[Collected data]
*-*-*

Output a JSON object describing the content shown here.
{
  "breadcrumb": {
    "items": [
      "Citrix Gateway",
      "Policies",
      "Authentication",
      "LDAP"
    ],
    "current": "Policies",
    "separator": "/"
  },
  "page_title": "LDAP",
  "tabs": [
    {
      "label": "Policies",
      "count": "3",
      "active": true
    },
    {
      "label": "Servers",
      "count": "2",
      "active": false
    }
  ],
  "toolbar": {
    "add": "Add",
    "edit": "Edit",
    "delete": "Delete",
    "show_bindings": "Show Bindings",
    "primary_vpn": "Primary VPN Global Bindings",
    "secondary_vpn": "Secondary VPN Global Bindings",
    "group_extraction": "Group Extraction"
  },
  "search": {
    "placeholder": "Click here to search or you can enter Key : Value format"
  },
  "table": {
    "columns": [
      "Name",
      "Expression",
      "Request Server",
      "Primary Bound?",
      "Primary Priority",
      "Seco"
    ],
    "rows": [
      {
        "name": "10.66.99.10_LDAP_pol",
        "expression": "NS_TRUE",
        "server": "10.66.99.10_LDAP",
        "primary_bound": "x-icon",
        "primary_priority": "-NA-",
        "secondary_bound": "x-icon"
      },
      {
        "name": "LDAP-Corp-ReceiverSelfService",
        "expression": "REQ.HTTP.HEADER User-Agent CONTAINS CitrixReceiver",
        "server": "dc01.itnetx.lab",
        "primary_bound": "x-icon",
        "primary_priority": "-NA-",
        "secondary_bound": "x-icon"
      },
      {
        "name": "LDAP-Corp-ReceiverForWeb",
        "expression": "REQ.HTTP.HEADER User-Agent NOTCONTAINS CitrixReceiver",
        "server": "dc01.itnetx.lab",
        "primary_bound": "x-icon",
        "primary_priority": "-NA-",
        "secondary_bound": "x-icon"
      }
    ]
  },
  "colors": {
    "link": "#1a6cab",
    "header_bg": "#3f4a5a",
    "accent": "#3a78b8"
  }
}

*-*-*

**Problem to work on**: Filter the entries above down to the lines containing the word "Bindings".

**Result of the task**:
    "show_bindings": "Show Bindings",
    "primary_vpn": "Primary VPN Global Bindings",
    "secondary_vpn": "Secondary VPN Global Bindings",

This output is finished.